The problem - Would you copy out the whole listing exactly as given?

Exercise materials -
<<<<

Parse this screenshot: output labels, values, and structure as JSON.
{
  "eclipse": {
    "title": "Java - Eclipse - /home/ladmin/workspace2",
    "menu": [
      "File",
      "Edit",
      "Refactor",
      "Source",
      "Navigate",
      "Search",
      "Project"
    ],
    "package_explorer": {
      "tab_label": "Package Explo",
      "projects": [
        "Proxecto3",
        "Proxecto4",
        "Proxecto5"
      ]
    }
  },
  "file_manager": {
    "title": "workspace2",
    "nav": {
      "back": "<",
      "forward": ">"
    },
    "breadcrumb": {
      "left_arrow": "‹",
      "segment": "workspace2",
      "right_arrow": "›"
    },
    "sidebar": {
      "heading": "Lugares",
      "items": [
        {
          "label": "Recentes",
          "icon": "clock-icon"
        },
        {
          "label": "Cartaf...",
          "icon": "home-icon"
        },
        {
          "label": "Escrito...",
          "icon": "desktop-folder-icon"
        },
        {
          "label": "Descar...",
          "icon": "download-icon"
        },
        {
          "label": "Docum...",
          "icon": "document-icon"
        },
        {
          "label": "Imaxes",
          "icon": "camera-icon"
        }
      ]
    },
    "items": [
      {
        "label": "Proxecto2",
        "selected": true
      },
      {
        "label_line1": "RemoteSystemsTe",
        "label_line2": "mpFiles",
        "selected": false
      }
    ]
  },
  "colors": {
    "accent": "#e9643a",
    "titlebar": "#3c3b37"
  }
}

>>>>

Full output -
Parse this screenshot: output labels, values, and structure as JSON.
{
  "eclipse": {
    "title": "Java - Eclipse - /home/ladmin/workspace2",
    "menu": [
      "File",
      "Edit",
      "Refactor",
      "Source",
      "Navigate",
      "Search",
      "Project"
    ],
    "package_explorer": {
      "tab_label": "Package Explo",
      "projects": [
        "Proxecto3",
        "Proxecto4",
        "Proxecto5"
      ]
    }
  },
  "file_manager": {
    "title": "workspace2",
    "nav": {
      "back": "<",
      "forward": ">"
    },
    "breadcrumb": {
      "left_arrow": "‹",
      "segment": "workspace2",
      "right_arrow": "›"
    },
    "sidebar": {
      "heading": "Lugares",
      "items": [
        {
          "label": "Recentes",
          "icon": "clock-icon"
        },
        {
          "label": "Cartaf...",
          "icon": "home-icon"
        },
        {
          "label": "Escrito...",
          "icon": "desktop-folder-icon"
        },
        {
          "label": "Descar...",
          "icon": "download-icon"
        },
        {
          "label": "Docum...",
          "icon": "document-icon"
        },
        {
          "label": "Imaxes",
          "icon": "camera-icon"
        }
      ]
    },
    "items": [
      {
        "label": "Proxecto2",
        "selected": true
      },
      {
        "label_line1": "RemoteSystemsTe",
        "label_line2": "mpFiles",
        "selected": false
      }
    ]
  },
  "colors": {
    "accent": "#e9643a",
    "titlebar": "#3c3b37"
  }
}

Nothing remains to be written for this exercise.